● **The request**
Copy all of the records below verbatim.

(Stored items)
──────────
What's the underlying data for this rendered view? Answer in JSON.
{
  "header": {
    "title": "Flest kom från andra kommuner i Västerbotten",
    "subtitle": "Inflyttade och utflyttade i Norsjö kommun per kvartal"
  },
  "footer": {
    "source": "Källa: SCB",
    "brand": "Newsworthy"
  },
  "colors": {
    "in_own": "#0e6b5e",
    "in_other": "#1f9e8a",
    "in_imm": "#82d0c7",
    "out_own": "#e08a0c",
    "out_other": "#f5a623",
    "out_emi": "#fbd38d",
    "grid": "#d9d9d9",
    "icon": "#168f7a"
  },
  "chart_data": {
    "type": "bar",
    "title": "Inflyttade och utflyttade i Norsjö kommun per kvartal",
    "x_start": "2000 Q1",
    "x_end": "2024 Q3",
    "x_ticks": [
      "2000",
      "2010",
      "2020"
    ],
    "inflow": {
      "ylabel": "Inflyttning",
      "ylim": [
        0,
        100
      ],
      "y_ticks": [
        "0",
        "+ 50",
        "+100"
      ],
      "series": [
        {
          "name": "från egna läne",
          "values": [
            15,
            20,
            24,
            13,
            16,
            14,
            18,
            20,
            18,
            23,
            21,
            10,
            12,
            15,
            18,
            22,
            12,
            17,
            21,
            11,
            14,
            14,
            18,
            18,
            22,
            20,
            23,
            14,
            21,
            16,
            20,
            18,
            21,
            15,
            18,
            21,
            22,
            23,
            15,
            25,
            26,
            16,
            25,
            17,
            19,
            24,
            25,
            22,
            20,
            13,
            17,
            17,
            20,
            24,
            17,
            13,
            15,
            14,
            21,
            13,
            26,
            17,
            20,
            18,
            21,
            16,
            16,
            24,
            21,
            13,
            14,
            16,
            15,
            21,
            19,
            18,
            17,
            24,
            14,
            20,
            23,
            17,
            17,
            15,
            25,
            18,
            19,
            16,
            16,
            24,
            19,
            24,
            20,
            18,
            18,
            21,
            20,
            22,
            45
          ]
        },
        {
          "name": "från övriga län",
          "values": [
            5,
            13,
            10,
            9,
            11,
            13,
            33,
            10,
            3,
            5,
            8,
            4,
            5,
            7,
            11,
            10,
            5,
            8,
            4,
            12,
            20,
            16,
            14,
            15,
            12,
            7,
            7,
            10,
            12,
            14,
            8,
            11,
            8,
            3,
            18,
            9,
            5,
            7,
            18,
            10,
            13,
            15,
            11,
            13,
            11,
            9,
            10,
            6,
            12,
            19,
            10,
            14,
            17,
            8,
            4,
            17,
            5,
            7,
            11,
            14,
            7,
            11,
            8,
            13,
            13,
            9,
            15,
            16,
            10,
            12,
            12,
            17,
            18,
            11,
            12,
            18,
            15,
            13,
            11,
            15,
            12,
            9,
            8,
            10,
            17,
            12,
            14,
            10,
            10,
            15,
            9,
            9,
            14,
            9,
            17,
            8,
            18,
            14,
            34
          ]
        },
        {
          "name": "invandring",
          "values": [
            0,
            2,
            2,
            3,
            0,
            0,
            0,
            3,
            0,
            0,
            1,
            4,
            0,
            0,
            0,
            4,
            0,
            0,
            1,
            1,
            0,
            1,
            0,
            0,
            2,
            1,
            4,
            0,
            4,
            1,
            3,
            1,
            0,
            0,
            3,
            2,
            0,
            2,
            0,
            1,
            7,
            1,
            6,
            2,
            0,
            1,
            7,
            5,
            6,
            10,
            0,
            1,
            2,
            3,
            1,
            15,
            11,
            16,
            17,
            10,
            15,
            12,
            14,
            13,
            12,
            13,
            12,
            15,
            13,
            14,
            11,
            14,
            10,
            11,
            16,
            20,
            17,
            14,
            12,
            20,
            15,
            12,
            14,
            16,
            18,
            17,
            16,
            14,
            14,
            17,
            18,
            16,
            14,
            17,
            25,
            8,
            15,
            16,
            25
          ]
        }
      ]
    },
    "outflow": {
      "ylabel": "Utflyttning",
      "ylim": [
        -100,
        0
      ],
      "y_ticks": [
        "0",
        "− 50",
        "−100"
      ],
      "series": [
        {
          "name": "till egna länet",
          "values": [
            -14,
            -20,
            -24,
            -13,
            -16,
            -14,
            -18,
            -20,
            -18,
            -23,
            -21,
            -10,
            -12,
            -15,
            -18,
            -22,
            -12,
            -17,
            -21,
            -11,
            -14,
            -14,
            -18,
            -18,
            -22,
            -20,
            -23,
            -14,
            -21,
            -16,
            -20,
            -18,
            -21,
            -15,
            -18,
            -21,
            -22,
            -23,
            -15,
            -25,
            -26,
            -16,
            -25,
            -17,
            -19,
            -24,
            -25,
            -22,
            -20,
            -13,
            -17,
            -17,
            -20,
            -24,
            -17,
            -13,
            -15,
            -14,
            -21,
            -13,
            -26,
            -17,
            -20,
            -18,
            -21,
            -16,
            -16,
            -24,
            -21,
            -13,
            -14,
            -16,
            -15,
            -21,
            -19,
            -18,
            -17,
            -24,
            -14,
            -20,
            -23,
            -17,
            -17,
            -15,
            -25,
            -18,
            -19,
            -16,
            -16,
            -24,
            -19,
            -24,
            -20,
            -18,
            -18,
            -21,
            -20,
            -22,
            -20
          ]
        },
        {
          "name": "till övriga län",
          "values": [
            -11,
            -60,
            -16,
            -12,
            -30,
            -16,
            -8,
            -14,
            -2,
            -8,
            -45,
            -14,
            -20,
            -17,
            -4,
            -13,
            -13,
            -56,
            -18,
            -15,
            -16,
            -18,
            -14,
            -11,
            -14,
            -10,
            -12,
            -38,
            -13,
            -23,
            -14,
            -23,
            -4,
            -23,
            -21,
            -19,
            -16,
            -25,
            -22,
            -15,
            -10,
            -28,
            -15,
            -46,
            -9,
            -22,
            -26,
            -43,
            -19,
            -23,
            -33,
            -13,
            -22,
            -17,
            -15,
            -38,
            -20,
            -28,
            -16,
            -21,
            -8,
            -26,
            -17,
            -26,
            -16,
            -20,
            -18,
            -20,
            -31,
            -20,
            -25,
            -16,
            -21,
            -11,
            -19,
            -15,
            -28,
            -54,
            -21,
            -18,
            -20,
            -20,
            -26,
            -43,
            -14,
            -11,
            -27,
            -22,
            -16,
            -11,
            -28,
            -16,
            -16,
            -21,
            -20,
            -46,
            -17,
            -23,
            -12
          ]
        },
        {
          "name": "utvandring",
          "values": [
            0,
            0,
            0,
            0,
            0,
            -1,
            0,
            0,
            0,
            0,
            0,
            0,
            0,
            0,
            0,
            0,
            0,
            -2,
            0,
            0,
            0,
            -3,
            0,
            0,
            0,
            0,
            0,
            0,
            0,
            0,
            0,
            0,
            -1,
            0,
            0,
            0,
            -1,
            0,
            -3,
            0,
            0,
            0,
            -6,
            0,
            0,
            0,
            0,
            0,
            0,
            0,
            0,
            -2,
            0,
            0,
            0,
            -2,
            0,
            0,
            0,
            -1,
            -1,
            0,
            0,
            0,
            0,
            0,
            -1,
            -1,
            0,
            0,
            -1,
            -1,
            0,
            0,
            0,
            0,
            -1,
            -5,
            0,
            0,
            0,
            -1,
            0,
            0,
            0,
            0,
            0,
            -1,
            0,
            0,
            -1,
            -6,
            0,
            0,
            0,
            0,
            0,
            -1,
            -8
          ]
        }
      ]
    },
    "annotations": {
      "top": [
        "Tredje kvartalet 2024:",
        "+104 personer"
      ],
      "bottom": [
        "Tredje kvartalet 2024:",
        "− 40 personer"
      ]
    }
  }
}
──────────
● **Full response**
What's the underlying data for this rendered view? Answer in JSON.
{
  "header": {
    "title": "Flest kom från andra kommuner i Västerbotten",
    "subtitle": "Inflyttade och utflyttade i Norsjö kommun per kvartal"
  },
  "footer": {
    "source": "Källa: SCB",
    "brand": "Newsworthy"
  },
  "colors": {
    "in_own": "#0e6b5e",
    "in_other": "#1f9e8a",
    "in_imm": "#82d0c7",
    "out_own": "#e08a0c",
    "out_other": "#f5a623",
    "out_emi": "#fbd38d",
    "grid": "#d9d9d9",
    "icon": "#168f7a"
  },
  "chart_data": {
    "type": "bar",
    "title": "Inflyttade och utflyttade i Norsjö kommun per kvartal",
    "x_start": "2000 Q1",
    "x_end": "2024 Q3",
    "x_ticks": [
      "2000",
      "2010",
      "2020"
    ],
    "inflow": {
      "ylabel": "Inflyttning",
      "ylim": [
        0,
        100
      ],
      "y_ticks": [
        "0",
        "+ 50",
        "+100"
      ],
      "series": [
        {
          "name": "från egna läne",
          "values": [
            15,
            20,
            24,
            13,
            16,
            14,
            18,
            20,
            18,
            23,
            21,
            10,
            12,
            15,
            18,
            22,
            12,
            17,
            21,
            11,
            14,
            14,
            18,
            18,
            22,
            20,
            23,
            14,
            21,
            16,
            20,
            18,
            21,
            15,
            18,
            21,
            22,
            23,
            15,
            25,
            26,
            16,
            25,
            17,
            19,
            24,
            25,
            22,
            20,
            13,
            17,
            17,
            20,
            24,
            17,
            13,
            15,
            14,
            21,
            13,
            26,
            17,
            20,
            18,
            21,
            16,
            16,
            24,
            21,
            13,
            14,
            16,
            15,
            21,
            19,
            18,
            17,
            24,
            14,
            20,
            23,
            17,
            17,
            15,
            25,
            18,
            19,
            16,
            16,
            24,
            19,
            24,
            20,
            18,
            18,
            21,
            20,
            22,
            45
          ]
        },
        {
          "name": "från övriga län",
          "values": [
            5,
            13,
            10,
            9,
            11,
            13,
            33,
            10,
            3,
            5,
            8,
            4,
            5,
            7,
            11,
            10,
            5,
            8,
            4,
            12,
            20,
            16,
            14,
            15,
            12,
            7,
            7,
            10,
            12,
            14,
            8,
            11,
            8,
            3,
            18,
            9,
            5,
            7,
            18,
            10,
            13,
            15,
            11,
            13,
            11,
            9,
            10,
            6,
            12,
            19,
            10,
            14,
            17,
            8,
            4,
            17,
            5,
            7,
            11,
            14,
            7,
            11,
            8,
            13,
            13,
            9,
            15,
            16,
            10,
            12,
            12,
            17,
            18,
            11,
            12,
            18,
            15,
            13,
            11,
            15,
            12,
            9,
            8,
            10,
            17,
            12,
            14,
            10,
            10,
            15,
            9,
            9,
            14,
            9,
            17,
            8,
            18,
            14,
            34
          ]
        },
        {
          "name": "invandring",
          "values": [
            0,
            2,
            2,
            3,
            0,
            0,
            0,
            3,
            0,
            0,
            1,
            4,
            0,
            0,
            0,
            4,
            0,
            0,
            1,
            1,
            0,
            1,
            0,
            0,
            2,
            1,
            4,
            0,
            4,
            1,
            3,
            1,
            0,
            0,
            3,
            2,
            0,
            2,
            0,
            1,
            7,
            1,
            6,
            2,
            0,
            1,
            7,
            5,
            6,
            10,
            0,
            1,
            2,
            3,
            1,
            15,
            11,
            16,
            17,
            10,
            15,
            12,
            14,
            13,
            12,
            13,
            12,
            15,
            13,
            14,
            11,
            14,
            10,
            11,
            16,
            20,
            17,
            14,
            12,
            20,
            15,
            12,
            14,
            16,
            18,
            17,
            16,
            14,
            14,
            17,
            18,
            16,
            14,
            17,
            25,
            8,
            15,
            16,
            25
          ]
        }
      ]
    },
    "outflow": {
      "ylabel": "Utflyttning",
      "ylim": [
        -100,
        0
      ],
      "y_ticks": [
        "0",
        "− 50",
        "−100"
      ],
      "series": [
        {
          "name": "till egna länet",
          "values": [
            -14,
            -20,
            -24,
            -13,
            -16,
            -14,
            -18,
            -20,
            -18,
            -23,
            -21,
            -10,
            -12,
            -15,
            -18,
            -22,
            -12,
            -17,
            -21,
            -11,
            -14,
            -14,
            -18,
            -18,
            -22,
            -20,
            -23,
            -14,
            -21,
            -16,
            -20,
            -18,
            -21,
            -15,
            -18,
            -21,
            -22,
            -23,
            -15,
            -25,
            -26,
            -16,
            -25,
            -17,
            -19,
            -24,
            -25,
            -22,
            -20,
            -13,
            -17,
            -17,
            -20,
            -24,
            -17,
            -13,
            -15,
            -14,
            -21,
            -13,
            -26,
            -17,
            -20,
            -18,
            -21,
            -16,
            -16,
            -24,
            -21,
            -13,
            -14,
            -16,
            -15,
            -21,
            -19,
            -18,
            -17,
            -24,
            -14,
            -20,
            -23,
            -17,
            -17,
            -15,
            -25,
            -18,
            -19,
            -16,
            -16,
            -24,
            -19,
            -24,
            -20,
            -18,
            -18,
            -21,
            -20,
            -22,
            -20
          ]
        },
        {
          "name": "till övriga län",
          "values": [
            -11,
            -60,
            -16,
            -12,
            -30,
            -16,
            -8,
            -14,
            -2,
            -8,
            -45,
            -14,
            -20,
            -17,
            -4,
            -13,
            -13,
            -56,
            -18,
            -15,
            -16,
            -18,
            -14,
            -11,
            -14,
            -10,
            -12,
            -38,
            -13,
            -23,
            -14,
            -23,
            -4,
            -23,
            -21,
            -19,
            -16,
            -25,
            -22,
            -15,
            -10,
            -28,
            -15,
            -46,
            -9,
            -22,
            -26,
            -43,
            -19,
            -23,
            -33,
            -13,
            -22,
            -17,
            -15,
            -38,
            -20,
            -28,
            -16,
            -21,
            -8,
            -26,
            -17,
            -26,
            -16,
            -20,
            -18,
            -20,
            -31,
            -20,
            -25,
            -16,
            -21,
            -11,
            -19,
            -15,
            -28,
            -54,
            -21,
            -18,
            -20,
            -20,
            -26,
            -43,
            -14,
            -11,
            -27,
            -22,
            -16,
            -11,
            -28,
            -16,
            -16,
            -21,
            -20,
            -46,
            -17,
            -23,
            -12
          ]
        },
        {
          "name": "utvandring",
          "values": [
            0,
            0,
            0,
            0,
            0,
            -1,
            0,
            0,
            0,
            0,
            0,
            0,
            0,
            0,
            0,
            0,
            0,
            -2,
            0,
            0,
            0,
            -3,
            0,
            0,
            0,
            0,
            0,
            0,
            0,
            0,
            0,
            0,
            -1,
            0,
            0,
            0,
            -1,
            0,
            -3,
            0,
            0,
            0,
            -6,
            0,
            0,
            0,
            0,
            0,
            0,
            0,
            0,
            -2,
            0,
            0,
            0,
            -2,
            0,
            0,
            0,
            -1,
            -1,
            0,
            0,
            0,
            0,
            0,
            -1,
            -1,
            0,
            0,
            -1,
            -1,
            0,
            0,
            0,
            0,
            -1,
            -5,
            0,
            0,
            0,
            -1,
            0,
            0,
            0,
            0,
            0,
            -1,
            0,
            0,
            -1,
            -6,
            0,
            0,
            0,
            0,
            0,
            -1,
            -8
          ]
        }
      ]
    },
    "annotations": {
      "top": [
        "Tredje kvartalet 2024:",
        "+104 personer"
      ],
      "bottom": [
        "Tredje kvartalet 2024:",
        "− 40 personer"
      ]
    }
  }
}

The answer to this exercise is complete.